▸ Passage cité:
* * *

Je pense quand même qu’il devrait réfléchir à deux fois avant de s’aventurer en politique pour affronter un adversaire aussi coriace que Navin Ramgoolam que j’ai le privilège d’avoir connu également en tant qu’ami et aussi professionnellement, autant que son père, SSR.

Ramgoolam est plus jeune et, s’il retrouve ses repères de 1991, date de son entrée en politique, où il avait essayé de vaincre les méfiances interethniques qui tuent lentement ce pays, il peut toujours espérer gagner les élections.

* Ramgoolam aura quand même affaire à forte partie alors ?

Ramgoolam peut espérer gagner, mais face à une telle alliance, il doit faire très attention pour qu’il ne se retrouve pas dans des situations comme celle de SAJ en 1995 lorsque le MSM fut réduit à un parti mono-ethnique, ayant écouté les sirènes de certains groupes socioculturels, ou en 2000 où les minorités autant hindoues que non-hindoues avaient voté un partage de pouvoirs à mi-mandat, ou même en 1982 où certains lobbies socioculturels avaient tout fait pour que le PTr soit perçu comme le parti d’une communauté et non plus le parti national des Curé et autres Pandit Sahadeo.

Il est certain, par exemple, que la nomination d’un Créole ou d’un Musulman, même de grand calibre au niveau national, à la présidence après SAJ rencontrerait énormément d’opposition au sein de certains lobbies proches du pouvoir. Ces lobbies sont, certes légitimes, mais le PM ne peut leur laisser prendre contrôle de son parti, ce qui serait suicidaire, comme le démontre l’exemple de 1995 pour SAJ.

* * *

▸ Données extraites:
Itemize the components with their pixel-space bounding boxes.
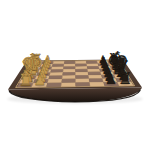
square-e6 (87, 69, 100, 72)
white-rook-a1: ♜ (18, 71, 33, 90)
square-f6 (87, 66, 99, 69)
black-pawn-a7: ♟ (105, 72, 117, 87)
square-d4 (63, 72, 76, 75)
square-d5 (76, 72, 89, 75)
square-h5 (75, 61, 86, 64)
square-a3 (46, 82, 61, 86)
square-c4 (62, 75, 75, 79)
square-b5 (76, 78, 90, 82)
square-a6 (90, 82, 105, 86)
white-pawn-a2: ♟ (34, 72, 46, 88)
chess-set-product-photo: ♜♟♟♜♞♟♟♞♝♟♟♝♚♟♟♚♛♟♟♛♝♟♟♝♞♟♟♞♜♟♟♜ (0, 0, 150, 150)
square-c5 (76, 75, 89, 79)
square-c3 (49, 75, 63, 79)
square-e3 (51, 69, 64, 72)
square-h6 (86, 61, 98, 64)
square-c6 (88, 75, 102, 79)
square-f5 (75, 66, 87, 69)
square-g5 (75, 63, 87, 66)
chess-board: ♜♟♟♜♞♟♟♞♝♟♟♝♚♟♟♚♛♟♟♛♝♟♟♝♞♟♟♞♜♟♟♜ (0, 0, 150, 150)
square-g4 (64, 64, 76, 67)
square-h4 (64, 61, 75, 64)
square-d3 (50, 72, 63, 75)
square-e5 (75, 69, 87, 72)
square-f3 (51, 66, 63, 69)
square-g3 (52, 64, 64, 67)
square-a5 (76, 82, 91, 86)
square-b6 (89, 78, 103, 82)
square-h3 (53, 61, 65, 64)
black-rook-a8: ♜ (118, 69, 132, 88)
square-e4 (63, 69, 75, 72)
square-b3 (48, 79, 63, 83)
square-g6 (87, 63, 99, 66)
square-b4 (62, 79, 76, 83)
square-a4 (61, 82, 76, 86)
square-d6 (88, 72, 101, 75)
square-f4 (63, 66, 75, 69)
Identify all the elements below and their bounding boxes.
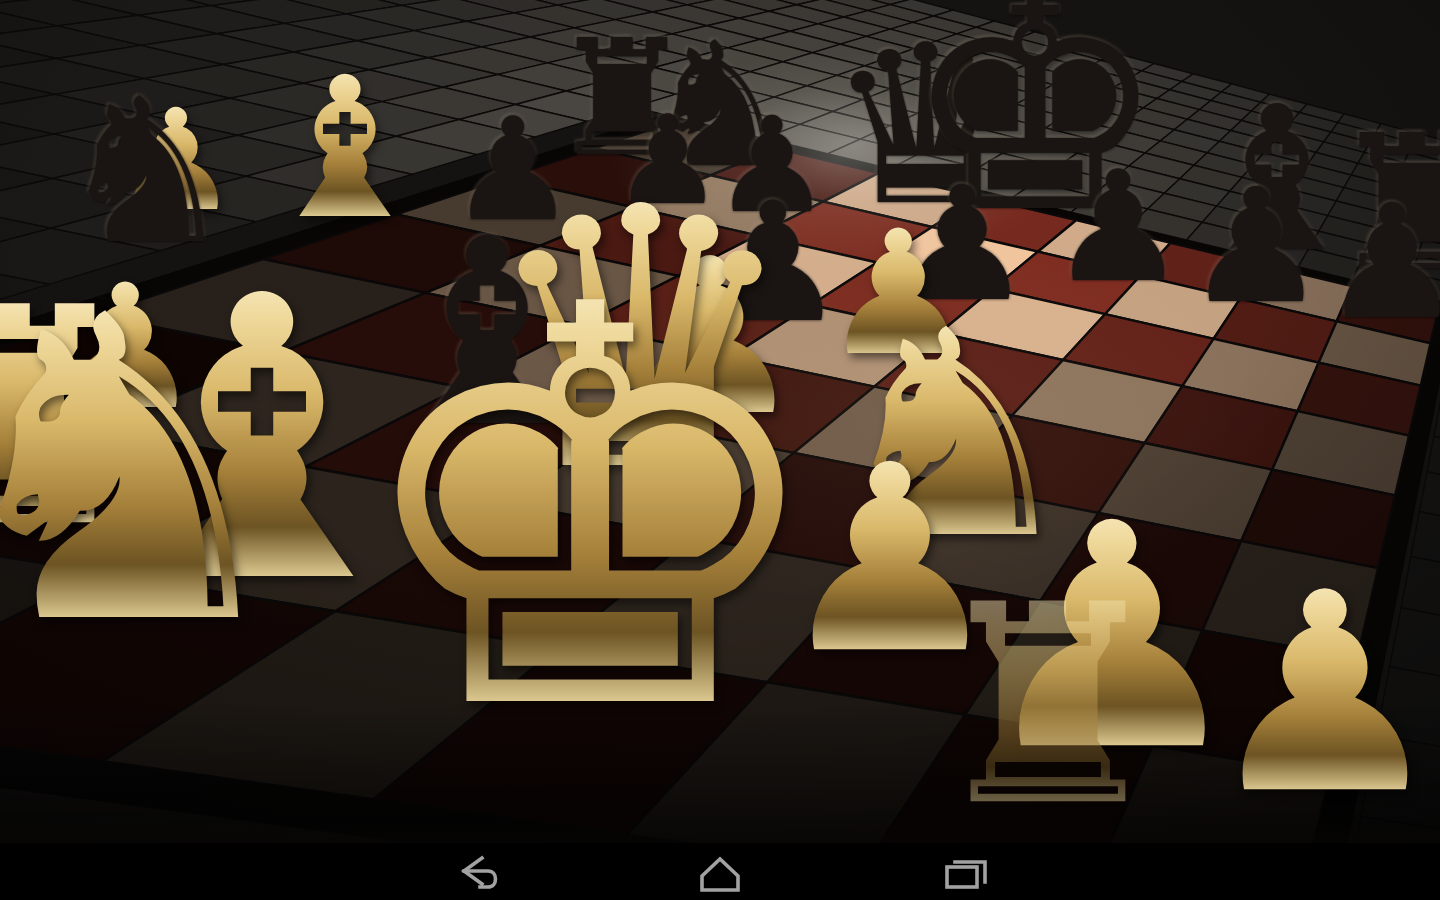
piece-white-rook-f2-ghost[interactable]: ♜ bbox=[925, 569, 1172, 844]
back-button[interactable] bbox=[417, 843, 537, 900]
home-button[interactable] bbox=[660, 843, 780, 900]
piece-black-pawn-h7[interactable]: ♟ bbox=[1321, 183, 1440, 341]
home-icon bbox=[692, 851, 748, 893]
piece-white-knight-b1[interactable]: ♞ bbox=[0, 262, 306, 682]
piece-white-king-e1[interactable]: ♚ bbox=[343, 236, 836, 786]
piece-white-pawn-h2[interactable]: ♟ bbox=[1202, 557, 1440, 832]
chess-scene: ♜♞♛♚♝♜♟♟♟♟♟♟♟♟♝♟♟♟♛♞♟♟♟♜♜♞♝♚♞♟♝ bbox=[0, 0, 1440, 900]
game-screenshot: ♜♞♛♚♝♜♟♟♟♟♟♟♟♟♝♟♟♟♛♞♟♟♟♜♜♞♝♚♞♟♝ bbox=[0, 0, 1440, 900]
piece-black-pawn-g7[interactable]: ♟ bbox=[1185, 167, 1327, 325]
back-icon bbox=[450, 852, 504, 892]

* * *

▸ Consignes et exigences: D'après le passage cité, en quelle année Ramgoolam est-il entré en politique ? La liste n'a aucun rôle à jouer ici.

▸ Résultat: En 1991.